▼

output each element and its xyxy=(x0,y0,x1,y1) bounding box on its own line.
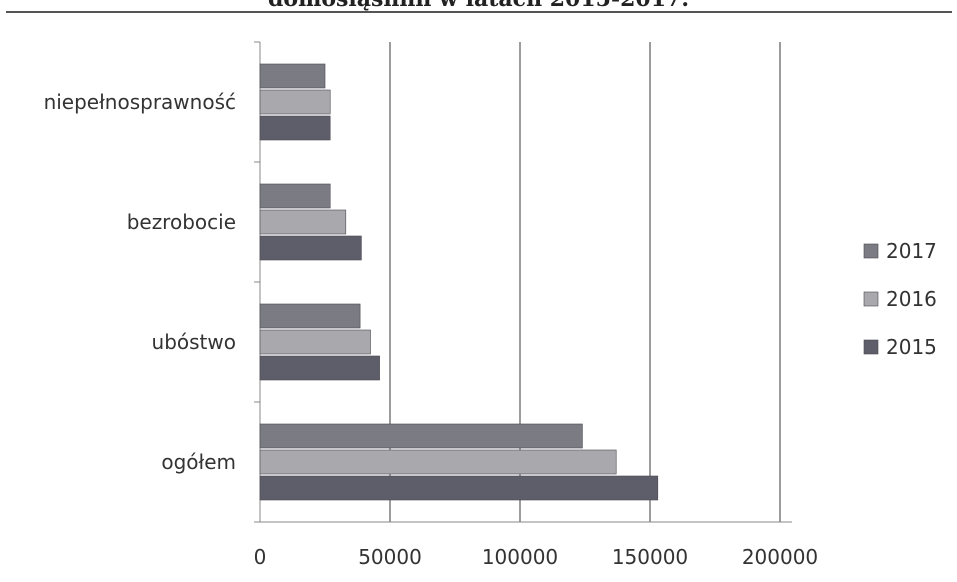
bar-2016-0 xyxy=(259,449,617,475)
bar-2017-1 xyxy=(259,303,361,329)
bar-2017-3 xyxy=(259,63,326,89)
bar-2015-1 xyxy=(259,355,380,381)
x-tick-label: 0 xyxy=(254,545,267,569)
bar-2016-1 xyxy=(259,329,371,355)
bar-2015-3 xyxy=(259,115,331,141)
bar-2017-2 xyxy=(259,183,331,209)
x-tick-label: 200000 xyxy=(742,545,818,569)
bar-2016-2 xyxy=(259,209,347,235)
x-tick-label: 50000 xyxy=(358,545,422,569)
category-label: niepełnosprawność xyxy=(44,90,236,114)
legend-swatch xyxy=(863,339,879,355)
category-label: bezrobocie xyxy=(127,210,236,234)
bar-2016-3 xyxy=(259,89,331,115)
legend-swatch xyxy=(863,243,879,259)
category-label: ubóstwo xyxy=(152,330,236,354)
x-tick-label: 150000 xyxy=(612,545,688,569)
chart-title: domosiąśnnn w latach 2015-2017. xyxy=(0,0,957,12)
bar-2015-0 xyxy=(259,475,659,501)
category-label: ogółem xyxy=(161,450,236,474)
bar-2017-0 xyxy=(259,423,583,449)
legend-label: 2017 xyxy=(886,239,937,263)
legend-label: 2016 xyxy=(886,287,937,311)
title-divider xyxy=(6,11,952,13)
bar-2015-2 xyxy=(259,235,362,261)
x-tick-label: 100000 xyxy=(482,545,558,569)
legend-label: 2015 xyxy=(886,335,937,359)
legend-swatch xyxy=(863,291,879,307)
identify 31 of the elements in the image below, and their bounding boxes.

▲

> Set problem: Reproduce every line of the data above verbatim, leaving out the pictures.

> The answer:
output each element and its xyxy=(x0,y0,x1,y1) bounding box on its own line.
bar-2016-0 xyxy=(259,449,617,475)
bar-2017-1 xyxy=(259,303,361,329)
bar-2017-3 xyxy=(259,63,326,89)
bar-2015-1 xyxy=(259,355,380,381)
x-tick-label: 0 xyxy=(254,545,267,569)
bar-2016-1 xyxy=(259,329,371,355)
bar-2015-3 xyxy=(259,115,331,141)
bar-2017-2 xyxy=(259,183,331,209)
x-tick-label: 200000 xyxy=(742,545,818,569)
bar-2016-2 xyxy=(259,209,347,235)
x-tick-label: 50000 xyxy=(358,545,422,569)
category-label: niepełnosprawność xyxy=(44,90,236,114)
legend-swatch xyxy=(863,339,879,355)
category-label: bezrobocie xyxy=(127,210,236,234)
bar-2016-3 xyxy=(259,89,331,115)
legend-swatch xyxy=(863,243,879,259)
category-label: ubóstwo xyxy=(152,330,236,354)
x-tick-label: 150000 xyxy=(612,545,688,569)
chart-title: domosiąśnnn w latach 2015-2017. xyxy=(0,0,957,12)
bar-2015-0 xyxy=(259,475,659,501)
category-label: ogółem xyxy=(161,450,236,474)
bar-2017-0 xyxy=(259,423,583,449)
legend-label: 2017 xyxy=(886,239,937,263)
legend-label: 2016 xyxy=(886,287,937,311)
title-divider xyxy=(6,11,952,13)
bar-2015-2 xyxy=(259,235,362,261)
x-tick-label: 100000 xyxy=(482,545,558,569)
legend-label: 2015 xyxy=(886,335,937,359)
legend-swatch xyxy=(863,291,879,307)
identify 31 of the elements in the image below, and their bounding boxes.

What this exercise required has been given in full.